PROBLEM REQUIREMENTS
Retype the complete listing exactly as it appears.

EXTRACTED RECORDS
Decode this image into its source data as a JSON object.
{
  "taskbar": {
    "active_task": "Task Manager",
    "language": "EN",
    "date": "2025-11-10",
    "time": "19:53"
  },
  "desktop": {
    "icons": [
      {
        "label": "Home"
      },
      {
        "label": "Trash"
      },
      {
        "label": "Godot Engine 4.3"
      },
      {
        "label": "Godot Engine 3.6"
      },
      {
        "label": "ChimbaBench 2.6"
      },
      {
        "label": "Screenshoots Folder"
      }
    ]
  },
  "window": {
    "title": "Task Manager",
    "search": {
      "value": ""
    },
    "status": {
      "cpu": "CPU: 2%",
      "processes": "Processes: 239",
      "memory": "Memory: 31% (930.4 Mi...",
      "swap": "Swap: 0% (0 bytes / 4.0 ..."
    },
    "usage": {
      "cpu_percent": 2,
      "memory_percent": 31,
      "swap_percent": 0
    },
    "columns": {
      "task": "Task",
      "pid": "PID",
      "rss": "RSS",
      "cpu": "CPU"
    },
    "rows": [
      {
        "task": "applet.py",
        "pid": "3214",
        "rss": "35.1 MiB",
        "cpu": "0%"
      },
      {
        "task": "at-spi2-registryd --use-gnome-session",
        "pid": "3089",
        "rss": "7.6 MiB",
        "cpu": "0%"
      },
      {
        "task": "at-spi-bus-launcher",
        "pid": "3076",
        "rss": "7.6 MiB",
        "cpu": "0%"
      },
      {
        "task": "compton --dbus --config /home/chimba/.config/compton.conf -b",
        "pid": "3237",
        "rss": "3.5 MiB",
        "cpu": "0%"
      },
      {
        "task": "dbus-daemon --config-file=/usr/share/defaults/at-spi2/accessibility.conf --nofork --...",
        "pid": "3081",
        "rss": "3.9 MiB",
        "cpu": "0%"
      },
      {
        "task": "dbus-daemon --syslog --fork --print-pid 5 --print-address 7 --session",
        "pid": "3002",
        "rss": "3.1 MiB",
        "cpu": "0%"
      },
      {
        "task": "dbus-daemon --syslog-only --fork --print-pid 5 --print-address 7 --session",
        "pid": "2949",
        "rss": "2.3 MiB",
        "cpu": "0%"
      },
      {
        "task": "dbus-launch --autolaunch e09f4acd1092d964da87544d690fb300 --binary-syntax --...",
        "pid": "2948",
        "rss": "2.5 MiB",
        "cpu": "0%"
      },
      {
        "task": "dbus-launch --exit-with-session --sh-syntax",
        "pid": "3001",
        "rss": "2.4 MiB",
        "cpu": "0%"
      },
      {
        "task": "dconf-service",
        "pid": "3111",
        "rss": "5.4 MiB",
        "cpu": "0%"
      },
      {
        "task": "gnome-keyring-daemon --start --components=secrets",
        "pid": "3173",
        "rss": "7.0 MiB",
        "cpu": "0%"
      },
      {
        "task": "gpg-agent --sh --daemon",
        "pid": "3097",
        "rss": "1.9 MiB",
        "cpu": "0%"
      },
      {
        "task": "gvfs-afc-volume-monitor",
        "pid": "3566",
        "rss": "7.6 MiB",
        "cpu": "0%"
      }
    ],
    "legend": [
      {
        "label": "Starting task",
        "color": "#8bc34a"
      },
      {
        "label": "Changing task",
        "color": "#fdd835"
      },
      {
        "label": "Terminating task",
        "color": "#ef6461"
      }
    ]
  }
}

COMPLETE RESPONSE
Decode this image into its source data as a JSON object.
{
  "taskbar": {
    "active_task": "Task Manager",
    "language": "EN",
    "date": "2025-11-10",
    "time": "19:53"
  },
  "desktop": {
    "icons": [
      {
        "label": "Home"
      },
      {
        "label": "Trash"
      },
      {
        "label": "Godot Engine 4.3"
      },
      {
        "label": "Godot Engine 3.6"
      },
      {
        "label": "ChimbaBench 2.6"
      },
      {
        "label": "Screenshoots Folder"
      }
    ]
  },
  "window": {
    "title": "Task Manager",
    "search": {
      "value": ""
    },
    "status": {
      "cpu": "CPU: 2%",
      "processes": "Processes: 239",
      "memory": "Memory: 31% (930.4 Mi...",
      "swap": "Swap: 0% (0 bytes / 4.0 ..."
    },
    "usage": {
      "cpu_percent": 2,
      "memory_percent": 31,
      "swap_percent": 0
    },
    "columns": {
      "task": "Task",
      "pid": "PID",
      "rss": "RSS",
      "cpu": "CPU"
    },
    "rows": [
      {
        "task": "applet.py",
        "pid": "3214",
        "rss": "35.1 MiB",
        "cpu": "0%"
      },
      {
        "task": "at-spi2-registryd --use-gnome-session",
        "pid": "3089",
        "rss": "7.6 MiB",
        "cpu": "0%"
      },
      {
        "task": "at-spi-bus-launcher",
        "pid": "3076",
        "rss": "7.6 MiB",
        "cpu": "0%"
      },
      {
        "task": "compton --dbus --config /home/chimba/.config/compton.conf -b",
        "pid": "3237",
        "rss": "3.5 MiB",
        "cpu": "0%"
      },
      {
        "task": "dbus-daemon --config-file=/usr/share/defaults/at-spi2/accessibility.conf --nofork --...",
        "pid": "3081",
        "rss": "3.9 MiB",
        "cpu": "0%"
      },
      {
        "task": "dbus-daemon --syslog --fork --print-pid 5 --print-address 7 --session",
        "pid": "3002",
        "rss": "3.1 MiB",
        "cpu": "0%"
      },
      {
        "task": "dbus-daemon --syslog-only --fork --print-pid 5 --print-address 7 --session",
        "pid": "2949",
        "rss": "2.3 MiB",
        "cpu": "0%"
      },
      {
        "task": "dbus-launch --autolaunch e09f4acd1092d964da87544d690fb300 --binary-syntax --...",
        "pid": "2948",
        "rss": "2.5 MiB",
        "cpu": "0%"
      },
      {
        "task": "dbus-launch --exit-with-session --sh-syntax",
        "pid": "3001",
        "rss": "2.4 MiB",
        "cpu": "0%"
      },
      {
        "task": "dconf-service",
        "pid": "3111",
        "rss": "5.4 MiB",
        "cpu": "0%"
      },
      {
        "task": "gnome-keyring-daemon --start --components=secrets",
        "pid": "3173",
        "rss": "7.0 MiB",
        "cpu": "0%"
      },
      {
        "task": "gpg-agent --sh --daemon",
        "pid": "3097",
        "rss": "1.9 MiB",
        "cpu": "0%"
      },
      {
        "task": "gvfs-afc-volume-monitor",
        "pid": "3566",
        "rss": "7.6 MiB",
        "cpu": "0%"
      }
    ],
    "legend": [
      {
        "label": "Starting task",
        "color": "#8bc34a"
      },
      {
        "label": "Changing task",
        "color": "#fdd835"
      },
      {
        "label": "Terminating task",
        "color": "#ef6461"
      }
    ]
  }
}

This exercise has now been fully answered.